### Task goal
Copy out every line that contains "Sulaimani".

### Supplied records
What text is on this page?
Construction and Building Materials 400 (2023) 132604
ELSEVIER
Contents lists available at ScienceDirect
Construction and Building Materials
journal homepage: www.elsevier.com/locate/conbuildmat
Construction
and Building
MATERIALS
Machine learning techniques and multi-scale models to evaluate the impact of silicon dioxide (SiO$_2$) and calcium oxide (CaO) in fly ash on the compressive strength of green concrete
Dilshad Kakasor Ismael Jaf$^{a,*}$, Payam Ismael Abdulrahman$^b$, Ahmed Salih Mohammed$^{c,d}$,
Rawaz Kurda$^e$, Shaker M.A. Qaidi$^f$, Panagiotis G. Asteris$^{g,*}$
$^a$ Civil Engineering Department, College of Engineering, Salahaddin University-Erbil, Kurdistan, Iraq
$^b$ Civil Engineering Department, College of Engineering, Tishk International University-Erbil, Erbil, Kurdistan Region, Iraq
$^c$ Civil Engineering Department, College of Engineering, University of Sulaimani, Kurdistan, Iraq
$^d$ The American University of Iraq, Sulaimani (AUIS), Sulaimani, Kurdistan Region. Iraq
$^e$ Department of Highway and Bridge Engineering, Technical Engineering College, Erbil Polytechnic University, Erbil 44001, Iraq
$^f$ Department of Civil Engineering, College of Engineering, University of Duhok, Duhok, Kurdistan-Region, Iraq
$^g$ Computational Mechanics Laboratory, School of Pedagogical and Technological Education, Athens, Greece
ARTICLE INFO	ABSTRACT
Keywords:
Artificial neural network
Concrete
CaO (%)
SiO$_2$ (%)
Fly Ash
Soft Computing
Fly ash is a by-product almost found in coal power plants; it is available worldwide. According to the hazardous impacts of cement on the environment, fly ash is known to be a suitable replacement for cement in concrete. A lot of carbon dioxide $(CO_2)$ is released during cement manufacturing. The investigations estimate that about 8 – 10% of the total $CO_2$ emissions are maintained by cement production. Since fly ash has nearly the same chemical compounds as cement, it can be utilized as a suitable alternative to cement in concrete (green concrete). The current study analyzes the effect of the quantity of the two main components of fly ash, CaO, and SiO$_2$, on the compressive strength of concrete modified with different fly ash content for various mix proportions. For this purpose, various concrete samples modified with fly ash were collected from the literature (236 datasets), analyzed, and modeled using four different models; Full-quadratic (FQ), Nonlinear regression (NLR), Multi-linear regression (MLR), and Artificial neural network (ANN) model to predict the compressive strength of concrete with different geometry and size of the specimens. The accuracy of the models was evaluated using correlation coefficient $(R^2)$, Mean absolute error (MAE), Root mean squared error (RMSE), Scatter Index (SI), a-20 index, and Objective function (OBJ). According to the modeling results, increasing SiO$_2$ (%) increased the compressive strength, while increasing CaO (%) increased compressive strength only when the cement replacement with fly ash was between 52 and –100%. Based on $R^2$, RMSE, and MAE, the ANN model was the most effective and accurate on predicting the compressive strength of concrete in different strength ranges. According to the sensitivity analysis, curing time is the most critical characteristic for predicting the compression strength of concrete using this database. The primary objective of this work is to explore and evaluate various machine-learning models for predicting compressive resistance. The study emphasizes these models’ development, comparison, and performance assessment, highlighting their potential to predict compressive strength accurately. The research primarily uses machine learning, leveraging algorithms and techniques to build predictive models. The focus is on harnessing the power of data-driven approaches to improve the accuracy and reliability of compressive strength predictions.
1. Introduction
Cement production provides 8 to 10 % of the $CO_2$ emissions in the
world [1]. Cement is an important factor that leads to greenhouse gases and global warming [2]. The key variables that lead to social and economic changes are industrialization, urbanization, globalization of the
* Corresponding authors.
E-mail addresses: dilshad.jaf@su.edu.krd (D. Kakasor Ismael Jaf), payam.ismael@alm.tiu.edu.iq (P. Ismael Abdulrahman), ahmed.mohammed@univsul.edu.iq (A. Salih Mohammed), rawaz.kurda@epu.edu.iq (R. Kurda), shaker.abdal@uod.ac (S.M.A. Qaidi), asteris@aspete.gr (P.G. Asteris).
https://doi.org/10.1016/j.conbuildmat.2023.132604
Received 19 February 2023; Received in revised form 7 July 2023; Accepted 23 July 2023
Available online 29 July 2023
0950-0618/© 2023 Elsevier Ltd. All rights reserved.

### Solution below
$^c$ Civil Engineering Department, College of Engineering, University of Sulaimani, Kurdistan, Iraq
$^d$ The American University of Iraq, Sulaimani (AUIS), Sulaimani, Kurdistan Region. Iraq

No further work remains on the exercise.